▶ _Exercise details_
Consider the data that follows and state how many lines contain the string "Population", using the number alone.
---- Information provided
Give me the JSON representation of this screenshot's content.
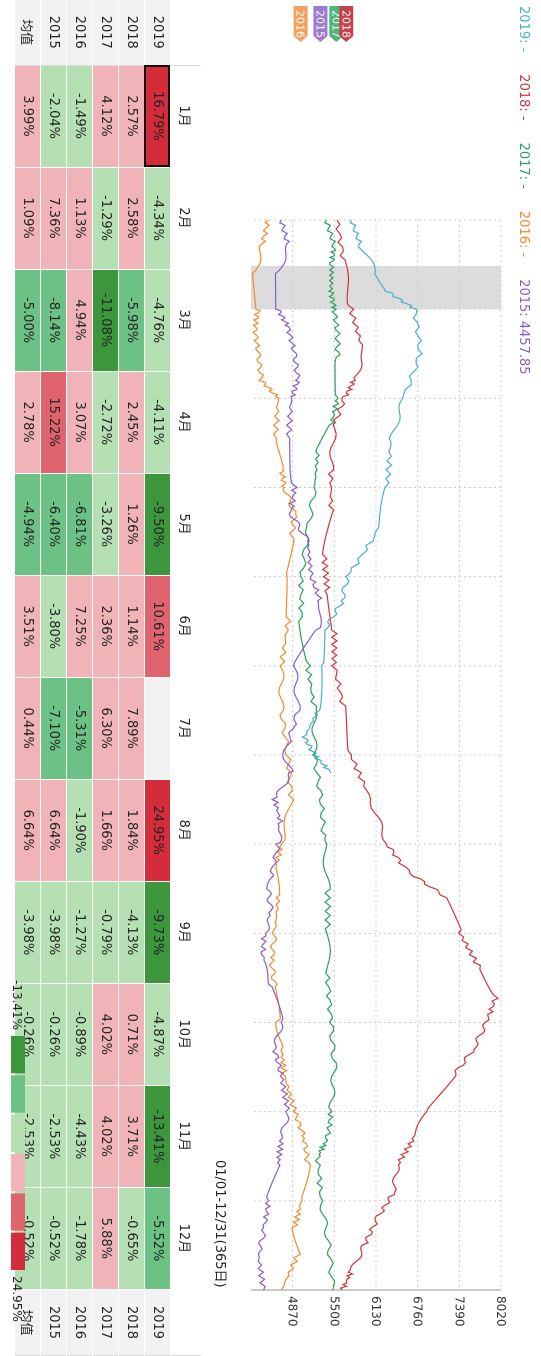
{
  "legend": {
    "items": [
      {
        "year": "2019",
        "value": "-",
        "color": "#4aaec9"
      },
      {
        "year": "2018",
        "value": "-",
        "color": "#d0343a"
      },
      {
        "year": "2017",
        "value": "-",
        "color": "#2aa05a"
      },
      {
        "year": "2016",
        "value": "-",
        "color": "#f08a2c"
      },
      {
        "year": "2015",
        "value": "4457.85",
        "color": "#8a5cc6"
      }
    ]
  },
  "range_label": "01/01-12/31(365日)",
  "chart_data": {
    "type": "line",
    "x_label_unit": "month",
    "ylim": [
      4240,
      8020
    ],
    "y_ticks": [
      4870,
      5500,
      6130,
      6760,
      7390,
      8020
    ],
    "grid": true,
    "highlight_month": "1月",
    "series": [
      {
        "name": "2019",
        "color": "#4aaec9",
        "points": [
          [
            0,
            5760
          ],
          [
            0.3,
            5900
          ],
          [
            0.6,
            6150
          ],
          [
            0.8,
            6300
          ],
          [
            1.0,
            6720
          ],
          [
            1.5,
            6800
          ],
          [
            2.0,
            6550
          ],
          [
            2.5,
            6350
          ],
          [
            3.0,
            6300
          ],
          [
            3.5,
            6150
          ],
          [
            4.0,
            5700
          ],
          [
            4.3,
            5600
          ],
          [
            4.6,
            5350
          ],
          [
            5.0,
            5300
          ],
          [
            5.5,
            5250
          ],
          [
            5.8,
            5050
          ],
          [
            6.0,
            5200
          ],
          [
            6.2,
            5450
          ]
        ]
      },
      {
        "name": "2018",
        "color": "#d0343a",
        "points": [
          [
            0,
            5540
          ],
          [
            0.5,
            5650
          ],
          [
            1.0,
            5750
          ],
          [
            1.5,
            5950
          ],
          [
            1.8,
            5800
          ],
          [
            2.0,
            5650
          ],
          [
            2.3,
            5500
          ],
          [
            2.8,
            5450
          ],
          [
            3.3,
            5450
          ],
          [
            3.8,
            5350
          ],
          [
            4.2,
            5400
          ],
          [
            4.6,
            5500
          ],
          [
            5.0,
            5500
          ],
          [
            5.5,
            5650
          ],
          [
            6.0,
            5750
          ],
          [
            6.5,
            6050
          ],
          [
            7.0,
            6300
          ],
          [
            7.3,
            6600
          ],
          [
            7.6,
            7200
          ],
          [
            8.0,
            7400
          ],
          [
            8.4,
            7700
          ],
          [
            8.7,
            7950
          ],
          [
            9.0,
            7800
          ],
          [
            9.3,
            7600
          ],
          [
            9.6,
            7300
          ],
          [
            10.0,
            6900
          ],
          [
            10.3,
            6700
          ],
          [
            10.6,
            6450
          ],
          [
            10.9,
            6400
          ],
          [
            11.2,
            6150
          ],
          [
            11.5,
            5950
          ],
          [
            11.8,
            5750
          ],
          [
            12.0,
            5620
          ]
        ]
      },
      {
        "name": "2017",
        "color": "#2aa05a",
        "points": [
          [
            0,
            5380
          ],
          [
            0.3,
            5500
          ],
          [
            0.5,
            5460
          ],
          [
            0.8,
            5450
          ],
          [
            1.0,
            5500
          ],
          [
            1.3,
            5550
          ],
          [
            1.6,
            5550
          ],
          [
            2.0,
            5550
          ],
          [
            2.3,
            5450
          ],
          [
            2.6,
            5250
          ],
          [
            3.0,
            5200
          ],
          [
            3.5,
            5100
          ],
          [
            4.0,
            5000
          ],
          [
            4.5,
            5000
          ],
          [
            5.0,
            5100
          ],
          [
            5.5,
            5200
          ],
          [
            6.0,
            5200
          ],
          [
            6.5,
            5300
          ],
          [
            7.0,
            5350
          ],
          [
            7.5,
            5400
          ],
          [
            8.0,
            5400
          ],
          [
            8.5,
            5400
          ],
          [
            9.0,
            5450
          ],
          [
            9.5,
            5500
          ],
          [
            10.0,
            5450
          ],
          [
            10.3,
            5400
          ],
          [
            10.5,
            5250
          ],
          [
            11.0,
            5300
          ],
          [
            11.5,
            5420
          ],
          [
            12.0,
            5480
          ]
        ]
      },
      {
        "name": "2016",
        "color": "#f08a2c",
        "points": [
          [
            0,
            4500
          ],
          [
            0.3,
            4400
          ],
          [
            0.6,
            4300
          ],
          [
            1.0,
            4350
          ],
          [
            1.2,
            4300
          ],
          [
            1.5,
            4350
          ],
          [
            1.8,
            4400
          ],
          [
            2.0,
            4650
          ],
          [
            2.5,
            4600
          ],
          [
            2.8,
            4700
          ],
          [
            3.0,
            4750
          ],
          [
            3.3,
            4900
          ],
          [
            3.6,
            4850
          ],
          [
            4.0,
            4750
          ],
          [
            4.5,
            4800
          ],
          [
            5.0,
            4700
          ],
          [
            5.5,
            4700
          ],
          [
            6.0,
            4800
          ],
          [
            6.5,
            4850
          ],
          [
            7.0,
            4700
          ],
          [
            7.3,
            4600
          ],
          [
            7.6,
            4650
          ],
          [
            8.0,
            4600
          ],
          [
            8.3,
            4550
          ],
          [
            8.6,
            4600
          ],
          [
            9.0,
            4650
          ],
          [
            9.3,
            4700
          ],
          [
            9.6,
            4750
          ],
          [
            10.0,
            4900
          ],
          [
            10.3,
            5050
          ],
          [
            10.6,
            5100
          ],
          [
            11.0,
            5000
          ],
          [
            11.3,
            4900
          ],
          [
            11.6,
            4950
          ],
          [
            12.0,
            4700
          ]
        ]
      },
      {
        "name": "2015",
        "color": "#8a5cc6",
        "points": [
          [
            0,
            4700
          ],
          [
            0.3,
            4800
          ],
          [
            0.6,
            4650
          ],
          [
            1.0,
            4650
          ],
          [
            1.2,
            4800
          ],
          [
            1.5,
            4900
          ],
          [
            1.8,
            4950
          ],
          [
            2.0,
            4850
          ],
          [
            2.5,
            4800
          ],
          [
            3.0,
            4900
          ],
          [
            3.3,
            4850
          ],
          [
            3.6,
            5100
          ],
          [
            4.0,
            5150
          ],
          [
            4.3,
            5300
          ],
          [
            4.6,
            5250
          ],
          [
            5.0,
            4900
          ],
          [
            5.5,
            4950
          ],
          [
            6.0,
            4750
          ],
          [
            6.2,
            4850
          ],
          [
            6.5,
            4600
          ],
          [
            6.8,
            4700
          ],
          [
            7.0,
            4650
          ],
          [
            7.5,
            4500
          ],
          [
            7.8,
            4550
          ],
          [
            8.0,
            4450
          ],
          [
            8.3,
            4400
          ],
          [
            8.6,
            4550
          ],
          [
            9.0,
            4700
          ],
          [
            9.3,
            4600
          ],
          [
            9.6,
            4700
          ],
          [
            10.0,
            4800
          ],
          [
            10.3,
            4700
          ],
          [
            10.6,
            4650
          ],
          [
            11.0,
            4500
          ],
          [
            11.3,
            4450
          ],
          [
            11.6,
            4350
          ],
          [
            12.0,
            4430
          ]
        ]
      }
    ]
  },
  "table": {
    "months": [
      "1月",
      "2月",
      "3月",
      "4月",
      "5月",
      "6月",
      "7月",
      "8月",
      "9月",
      "10月",
      "11月",
      "12月"
    ],
    "rows": [
      {
        "label": "2019",
        "cells": [
          "16.79%",
          "-4.34%",
          "-4.76%",
          "-4.11%",
          "-9.50%",
          "10.61%",
          "",
          "24.95%",
          "-9.73%",
          "-4.87%",
          "-13.41%",
          "-5.52%"
        ],
        "levels": [
          5,
          -1,
          -1,
          -1,
          -3,
          4,
          0,
          5,
          -3,
          -1,
          -3,
          -2
        ]
      },
      {
        "label": "2018",
        "cells": [
          "2.57%",
          "2.58%",
          "-5.98%",
          "2.45%",
          "1.26%",
          "1.14%",
          "7.89%",
          "1.84%",
          "-4.13%",
          "0.71%",
          "3.71%",
          "-0.65%"
        ],
        "levels": [
          1,
          1,
          -2,
          1,
          1,
          1,
          1,
          1,
          -1,
          1,
          1,
          -1
        ]
      },
      {
        "label": "2017",
        "cells": [
          "4.12%",
          "-1.29%",
          "-11.08%",
          "-2.72%",
          "-3.26%",
          "2.36%",
          "6.30%",
          "1.66%",
          "-0.79%",
          "4.02%",
          "4.02%",
          "5.88%"
        ],
        "levels": [
          1,
          -1,
          -3,
          -1,
          -1,
          1,
          1,
          1,
          -1,
          1,
          1,
          1
        ]
      },
      {
        "label": "2016",
        "cells": [
          "-1.49%",
          "1.13%",
          "4.94%",
          "3.07%",
          "-6.81%",
          "7.25%",
          "-5.31%",
          "-1.90%",
          "-1.27%",
          "-0.89%",
          "-4.43%",
          "-1.78%"
        ],
        "levels": [
          -1,
          1,
          1,
          1,
          -2,
          1,
          -2,
          -1,
          -1,
          -1,
          -1,
          -1
        ]
      },
      {
        "label": "2015",
        "cells": [
          "-2.04%",
          "7.36%",
          "-8.14%",
          "15.22%",
          "-6.40%",
          "-3.80%",
          "-7.10%",
          "6.64%",
          "-3.98%",
          "-0.26%",
          "-2.53%",
          "-0.52%"
        ],
        "levels": [
          -1,
          1,
          -2,
          4,
          -2,
          -1,
          -2,
          1,
          -1,
          -1,
          -1,
          -1
        ]
      },
      {
        "label": "均值",
        "cells": [
          "3.99%",
          "1.09%",
          "-5.00%",
          "2.78%",
          "-4.94%",
          "3.51%",
          "0.44%",
          "6.64%",
          "-3.98%",
          "-0.26%",
          "-2.53%",
          "-0.52%"
        ],
        "levels": [
          1,
          1,
          -2,
          1,
          -2,
          1,
          1,
          1,
          -1,
          -1,
          -1,
          -1
        ]
      }
    ],
    "selected": {
      "row": 0,
      "col": 0
    }
  },
  "scale": {
    "min_label": "-13.41%",
    "max_label": "24.95%",
    "colors": [
      "#3c963c",
      "#6cc285",
      "#b4e0b4",
      "#f0b4b8",
      "#e0646e",
      "#d42c3a"
    ]
  }
}
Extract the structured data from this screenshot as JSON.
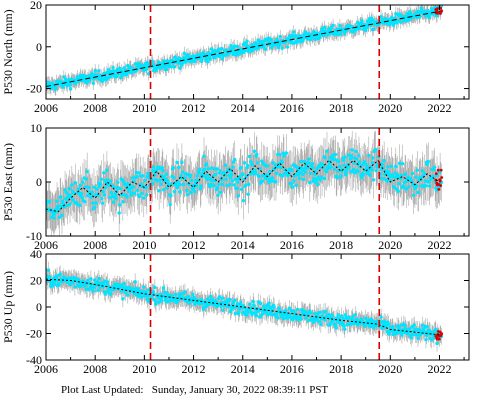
{
  "footer": {
    "label": "Plot Last Updated:",
    "value": "Sunday, January 30, 2022 08:39:11 PST"
  },
  "colors": {
    "data": "#00e5ff",
    "errorbar": "#aaaaaa",
    "trend": "#000000",
    "event_line": "#dd0000",
    "recent": "#dd0000"
  },
  "chart_data": [
    {
      "type": "scatter",
      "ylabel": "P530 North (mm)",
      "xlim": [
        2006,
        2023.2
      ],
      "ylim": [
        -25,
        20
      ],
      "xticks": [
        2006,
        2008,
        2010,
        2012,
        2014,
        2016,
        2018,
        2020,
        2022
      ],
      "yticks": [
        -20,
        0,
        20
      ],
      "event_lines_x": [
        2010.25,
        2019.55
      ],
      "trend": {
        "x": [
          2006,
          2022
        ],
        "y": [
          -19,
          17
        ]
      },
      "scatter_std": 2.0,
      "series": [
        {
          "values_note": ""
        }
      ]
    },
    {
      "type": "scatter",
      "ylabel": "P530 East (mm)",
      "xlim": [
        2006,
        2023.2
      ],
      "ylim": [
        -10,
        10
      ],
      "xticks": [
        2006,
        2008,
        2010,
        2012,
        2014,
        2016,
        2018,
        2020,
        2022
      ],
      "yticks": [
        -10,
        0,
        10
      ],
      "event_lines_x": [
        2010.25,
        2019.55
      ],
      "trend": {
        "x": [
          2006,
          2006.5,
          2007,
          2007.5,
          2008,
          2008.5,
          2009,
          2009.5,
          2010,
          2010.5,
          2011,
          2011.5,
          2012,
          2012.5,
          2013,
          2013.5,
          2014,
          2014.5,
          2015,
          2015.5,
          2016,
          2016.5,
          2017,
          2017.5,
          2018,
          2018.5,
          2019,
          2019.5,
          2020,
          2020.5,
          2021,
          2021.5,
          2022
        ],
        "y": [
          -5,
          -5.5,
          -3,
          -1,
          -3,
          0,
          -2.5,
          0,
          -1,
          2,
          -1,
          1,
          -1,
          2,
          0,
          2.5,
          0,
          3,
          1,
          3.5,
          1,
          3.5,
          1.5,
          4,
          2,
          4,
          2,
          4,
          0,
          1,
          -0.5,
          1.5,
          0
        ]
      },
      "scatter_std": 2.2,
      "series": [
        {
          "values_note": ""
        }
      ]
    },
    {
      "type": "scatter",
      "ylabel": "P530 Up (mm)",
      "xlim": [
        2006,
        2023.2
      ],
      "ylim": [
        -40,
        40
      ],
      "xticks": [
        2006,
        2008,
        2010,
        2012,
        2014,
        2016,
        2018,
        2020,
        2022
      ],
      "yticks": [
        -40,
        -20,
        0,
        20,
        40
      ],
      "event_lines_x": [
        2010.25,
        2019.55
      ],
      "trend": {
        "x": [
          2006,
          2007,
          2008,
          2010,
          2012,
          2014,
          2016,
          2018,
          2019.5,
          2020,
          2022
        ],
        "y": [
          21,
          20,
          17,
          10,
          5,
          0,
          -5,
          -10,
          -13,
          -17,
          -21
        ]
      },
      "scatter_std": 4.0,
      "series": [
        {
          "values_note": ""
        }
      ]
    }
  ]
}
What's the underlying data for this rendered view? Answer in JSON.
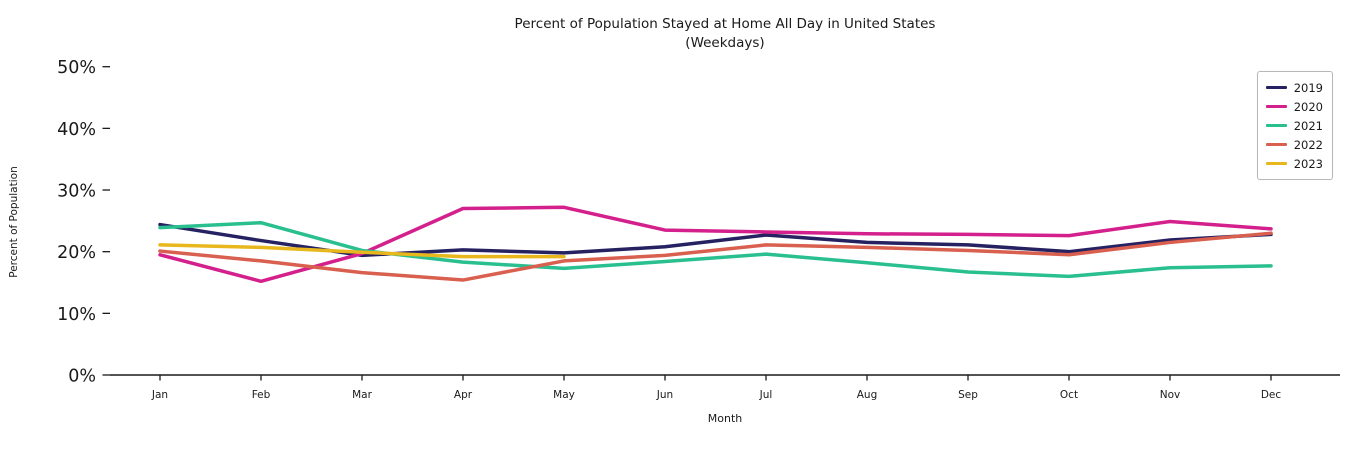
{
  "title": {
    "line1": "Percent of Population Stayed at Home All Day in United States",
    "line2": "(Weekdays)"
  },
  "axes": {
    "x_label": "Month",
    "y_label": "Percent of Population"
  },
  "colors": {
    "axis_text": "#1a1a1a",
    "spine": "#1a1a1a",
    "legend_border": "#b8b8b8",
    "background": "#ffffff"
  },
  "chart_data": {
    "type": "line",
    "title": "Percent of Population Stayed at Home All Day in United States",
    "subtitle": "(Weekdays)",
    "xlabel": "Month",
    "ylabel": "Percent of Population",
    "categories": [
      "Jan",
      "Feb",
      "Mar",
      "Apr",
      "May",
      "Jun",
      "Jul",
      "Aug",
      "Sep",
      "Oct",
      "Nov",
      "Dec"
    ],
    "y_tick_values": [
      0,
      10,
      20,
      30,
      40,
      50
    ],
    "y_tick_suffix": "%",
    "ylim": [
      0,
      52
    ],
    "grid": false,
    "legend_position": "upper right",
    "line_width": 3.5,
    "series": [
      {
        "name": "2019",
        "color": "#262262",
        "values": [
          24.4,
          21.8,
          19.4,
          20.3,
          19.8,
          20.8,
          22.7,
          21.5,
          21.1,
          20.0,
          21.9,
          22.8
        ]
      },
      {
        "name": "2020",
        "color": "#d4208c",
        "values": [
          19.5,
          15.2,
          19.7,
          27.0,
          27.2,
          23.5,
          23.2,
          22.9,
          22.8,
          22.6,
          24.9,
          23.7
        ]
      },
      {
        "name": "2021",
        "color": "#2abf8f",
        "values": [
          23.9,
          24.7,
          20.2,
          18.3,
          17.3,
          18.4,
          19.6,
          18.2,
          16.7,
          16.0,
          17.4,
          17.7
        ]
      },
      {
        "name": "2022",
        "color": "#d95f4f",
        "values": [
          20.1,
          18.5,
          16.6,
          15.4,
          18.5,
          19.4,
          21.1,
          20.7,
          20.2,
          19.5,
          21.5,
          23.0
        ]
      },
      {
        "name": "2023",
        "color": "#e8b71e",
        "values": [
          21.1,
          20.7,
          19.9,
          19.2,
          19.2,
          null,
          null,
          null,
          null,
          null,
          null,
          null
        ]
      }
    ]
  }
}
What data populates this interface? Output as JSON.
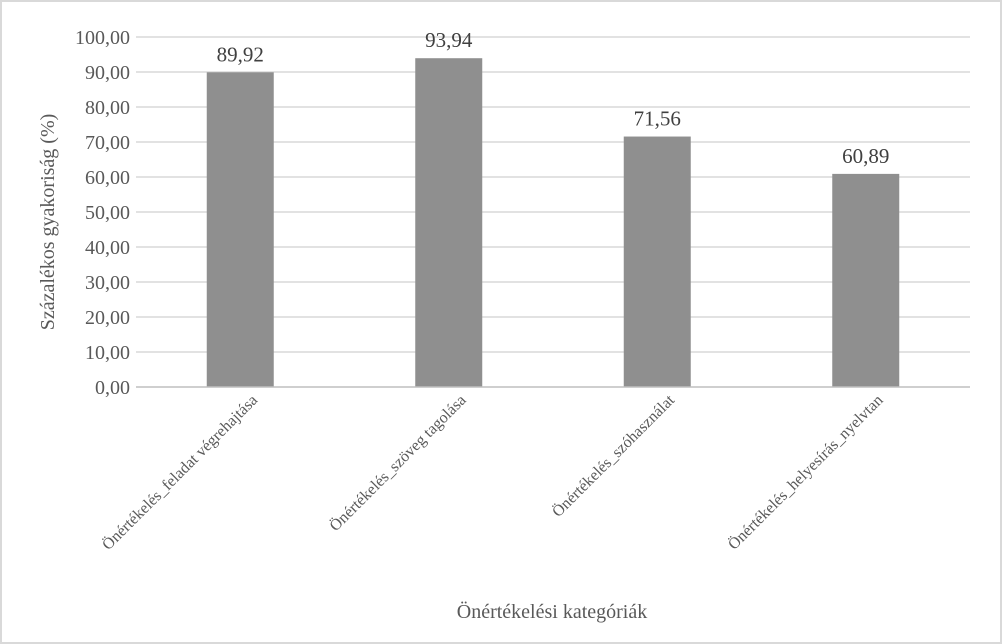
{
  "colors": {
    "bar": "#8f8f8f",
    "gridline": "#d9d9d9",
    "axis_line": "#bfbfbf",
    "text": "#595959",
    "frame_border": "#d9d9d9"
  },
  "chart_data": {
    "type": "bar",
    "title": "",
    "xlabel": "Önértékelési kategóriák",
    "ylabel": "Százalékos gyakoriság (%)",
    "ylim": [
      0,
      100
    ],
    "y_ticks": [
      0,
      10,
      20,
      30,
      40,
      50,
      60,
      70,
      80,
      90,
      100
    ],
    "y_tick_labels": [
      "0,00",
      "10,00",
      "20,00",
      "30,00",
      "40,00",
      "50,00",
      "60,00",
      "70,00",
      "80,00",
      "90,00",
      "100,00"
    ],
    "grid": true,
    "legend": "none",
    "categories": [
      "Önértékelés_feladat végrehajtása",
      "Önértékelés_szöveg tagolása",
      "Önértékelés_szóhasználat",
      "Önértékelés_helyesírás_nyelvtan"
    ],
    "values": [
      89.92,
      93.94,
      71.56,
      60.89
    ],
    "data_labels": [
      "89,92",
      "93,94",
      "71,56",
      "60,89"
    ]
  }
}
--------
▶ _Exercise answer_
4